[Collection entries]

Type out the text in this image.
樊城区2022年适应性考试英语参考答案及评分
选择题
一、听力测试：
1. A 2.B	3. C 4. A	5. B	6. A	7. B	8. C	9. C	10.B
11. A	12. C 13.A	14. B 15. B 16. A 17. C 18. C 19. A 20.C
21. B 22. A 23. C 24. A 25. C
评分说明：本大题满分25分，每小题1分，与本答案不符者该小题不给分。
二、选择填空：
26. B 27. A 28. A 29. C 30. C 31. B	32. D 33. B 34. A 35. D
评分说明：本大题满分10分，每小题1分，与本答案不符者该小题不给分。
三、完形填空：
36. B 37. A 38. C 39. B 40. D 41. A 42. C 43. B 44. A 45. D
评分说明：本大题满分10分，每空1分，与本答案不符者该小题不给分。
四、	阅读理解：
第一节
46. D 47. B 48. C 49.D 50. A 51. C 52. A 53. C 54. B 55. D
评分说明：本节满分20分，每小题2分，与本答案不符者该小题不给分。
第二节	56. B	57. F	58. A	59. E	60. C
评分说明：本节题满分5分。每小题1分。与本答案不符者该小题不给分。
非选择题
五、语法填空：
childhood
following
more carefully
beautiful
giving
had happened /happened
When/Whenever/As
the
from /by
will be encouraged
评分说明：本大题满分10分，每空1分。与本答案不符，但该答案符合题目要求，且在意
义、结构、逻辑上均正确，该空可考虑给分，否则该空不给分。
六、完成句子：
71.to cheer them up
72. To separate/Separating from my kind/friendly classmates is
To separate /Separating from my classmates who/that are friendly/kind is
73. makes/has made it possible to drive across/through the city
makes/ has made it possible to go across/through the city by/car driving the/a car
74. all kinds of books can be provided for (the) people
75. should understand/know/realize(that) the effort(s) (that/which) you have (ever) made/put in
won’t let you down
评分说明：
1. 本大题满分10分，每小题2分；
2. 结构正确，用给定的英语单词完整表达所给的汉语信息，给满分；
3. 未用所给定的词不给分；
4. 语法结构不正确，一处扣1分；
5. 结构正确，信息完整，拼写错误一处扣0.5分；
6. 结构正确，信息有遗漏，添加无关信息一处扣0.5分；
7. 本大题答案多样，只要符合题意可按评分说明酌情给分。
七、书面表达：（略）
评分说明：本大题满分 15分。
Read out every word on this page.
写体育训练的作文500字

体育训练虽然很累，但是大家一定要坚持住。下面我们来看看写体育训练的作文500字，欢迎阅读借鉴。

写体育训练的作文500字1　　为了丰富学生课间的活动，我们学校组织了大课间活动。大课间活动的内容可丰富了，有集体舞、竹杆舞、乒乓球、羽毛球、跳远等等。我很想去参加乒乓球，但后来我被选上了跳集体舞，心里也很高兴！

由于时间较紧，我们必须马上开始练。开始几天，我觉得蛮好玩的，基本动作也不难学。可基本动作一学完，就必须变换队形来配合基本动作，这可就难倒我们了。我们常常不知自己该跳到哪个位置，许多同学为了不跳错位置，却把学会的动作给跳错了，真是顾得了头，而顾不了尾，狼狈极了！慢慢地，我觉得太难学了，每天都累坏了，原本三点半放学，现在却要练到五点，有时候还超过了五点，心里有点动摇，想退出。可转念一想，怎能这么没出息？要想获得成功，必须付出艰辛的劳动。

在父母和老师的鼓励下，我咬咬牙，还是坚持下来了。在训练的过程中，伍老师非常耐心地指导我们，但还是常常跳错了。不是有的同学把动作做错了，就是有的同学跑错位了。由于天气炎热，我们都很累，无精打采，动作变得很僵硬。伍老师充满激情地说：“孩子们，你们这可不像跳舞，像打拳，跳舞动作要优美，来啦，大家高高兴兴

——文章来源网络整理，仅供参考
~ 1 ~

What is required —
Which lines run from the one containing "Read out every word on this page." to the end of the entries above? Quote exactly those, and only those.

Answer to the problem —
Read out every word on this page.
写体育训练的作文500字

体育训练虽然很累，但是大家一定要坚持住。下面我们来看看写体育训练的作文500字，欢迎阅读借鉴。

写体育训练的作文500字1　　为了丰富学生课间的活动，我们学校组织了大课间活动。大课间活动的内容可丰富了，有集体舞、竹杆舞、乒乓球、羽毛球、跳远等等。我很想去参加乒乓球，但后来我被选上了跳集体舞，心里也很高兴！

由于时间较紧，我们必须马上开始练。开始几天，我觉得蛮好玩的，基本动作也不难学。可基本动作一学完，就必须变换队形来配合基本动作，这可就难倒我们了。我们常常不知自己该跳到哪个位置，许多同学为了不跳错位置，却把学会的动作给跳错了，真是顾得了头，而顾不了尾，狼狈极了！慢慢地，我觉得太难学了，每天都累坏了，原本三点半放学，现在却要练到五点，有时候还超过了五点，心里有点动摇，想退出。可转念一想，怎能这么没出息？要想获得成功，必须付出艰辛的劳动。

在父母和老师的鼓励下，我咬咬牙，还是坚持下来了。在训练的过程中，伍老师非常耐心地指导我们，但还是常常跳错了。不是有的同学把动作做错了，就是有的同学跑错位了。由于天气炎热，我们都很累，无精打采，动作变得很僵硬。伍老师充满激情地说：“孩子们，你们这可不像跳舞，像打拳，跳舞动作要优美，来啦，大家高高兴兴

——文章来源网络整理，仅供参考
~ 1 ~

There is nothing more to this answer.